▶ _Data shown_
__________________________________________________

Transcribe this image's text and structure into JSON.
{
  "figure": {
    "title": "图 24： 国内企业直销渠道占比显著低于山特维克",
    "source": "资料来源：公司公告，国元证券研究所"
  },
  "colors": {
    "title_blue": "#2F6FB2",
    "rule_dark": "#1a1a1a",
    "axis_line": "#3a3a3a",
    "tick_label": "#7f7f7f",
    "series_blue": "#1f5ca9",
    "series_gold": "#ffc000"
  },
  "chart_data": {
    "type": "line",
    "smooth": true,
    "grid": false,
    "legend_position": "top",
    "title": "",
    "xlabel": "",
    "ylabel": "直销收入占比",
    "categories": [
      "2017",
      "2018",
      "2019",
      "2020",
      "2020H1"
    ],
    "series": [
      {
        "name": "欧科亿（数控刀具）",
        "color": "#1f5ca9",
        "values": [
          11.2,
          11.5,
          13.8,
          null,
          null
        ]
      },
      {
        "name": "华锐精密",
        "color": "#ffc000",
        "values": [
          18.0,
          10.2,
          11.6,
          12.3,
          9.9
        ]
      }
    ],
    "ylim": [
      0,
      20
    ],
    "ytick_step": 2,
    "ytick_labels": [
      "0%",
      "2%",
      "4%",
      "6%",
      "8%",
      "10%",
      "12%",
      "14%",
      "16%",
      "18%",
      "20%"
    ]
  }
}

__________________________________________________

▶ _Stated exercise_
Give the complete listing a second time, exactly as it reads.

▶ _Full answer_
Transcribe this image's text and structure into JSON.
{
  "figure": {
    "title": "图 24： 国内企业直销渠道占比显著低于山特维克",
    "source": "资料来源：公司公告，国元证券研究所"
  },
  "colors": {
    "title_blue": "#2F6FB2",
    "rule_dark": "#1a1a1a",
    "axis_line": "#3a3a3a",
    "tick_label": "#7f7f7f",
    "series_blue": "#1f5ca9",
    "series_gold": "#ffc000"
  },
  "chart_data": {
    "type": "line",
    "smooth": true,
    "grid": false,
    "legend_position": "top",
    "title": "",
    "xlabel": "",
    "ylabel": "直销收入占比",
    "categories": [
      "2017",
      "2018",
      "2019",
      "2020",
      "2020H1"
    ],
    "series": [
      {
        "name": "欧科亿（数控刀具）",
        "color": "#1f5ca9",
        "values": [
          11.2,
          11.5,
          13.8,
          null,
          null
        ]
      },
      {
        "name": "华锐精密",
        "color": "#ffc000",
        "values": [
          18.0,
          10.2,
          11.6,
          12.3,
          9.9
        ]
      }
    ],
    "ylim": [
      0,
      20
    ],
    "ytick_step": 2,
    "ytick_labels": [
      "0%",
      "2%",
      "4%",
      "6%",
      "8%",
      "10%",
      "12%",
      "14%",
      "16%",
      "18%",
      "20%"
    ]
  }
}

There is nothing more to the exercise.